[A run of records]
►

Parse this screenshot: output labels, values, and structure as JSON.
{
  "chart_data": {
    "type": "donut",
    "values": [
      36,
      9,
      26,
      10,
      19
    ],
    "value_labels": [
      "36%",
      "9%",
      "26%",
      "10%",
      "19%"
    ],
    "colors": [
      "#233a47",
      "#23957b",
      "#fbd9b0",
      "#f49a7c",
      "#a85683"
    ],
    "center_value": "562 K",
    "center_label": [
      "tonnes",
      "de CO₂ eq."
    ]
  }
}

◄

▶ **Your instructions**
Every entry should be printed again exactly as written.

▶ **Response to the exercise**
Parse this screenshot: output labels, values, and structure as JSON.
{
  "chart_data": {
    "type": "donut",
    "values": [
      36,
      9,
      26,
      10,
      19
    ],
    "value_labels": [
      "36%",
      "9%",
      "26%",
      "10%",
      "19%"
    ],
    "colors": [
      "#233a47",
      "#23957b",
      "#fbd9b0",
      "#f49a7c",
      "#a85683"
    ],
    "center_value": "562 K",
    "center_label": [
      "tonnes",
      "de CO₂ eq."
    ]
  }
}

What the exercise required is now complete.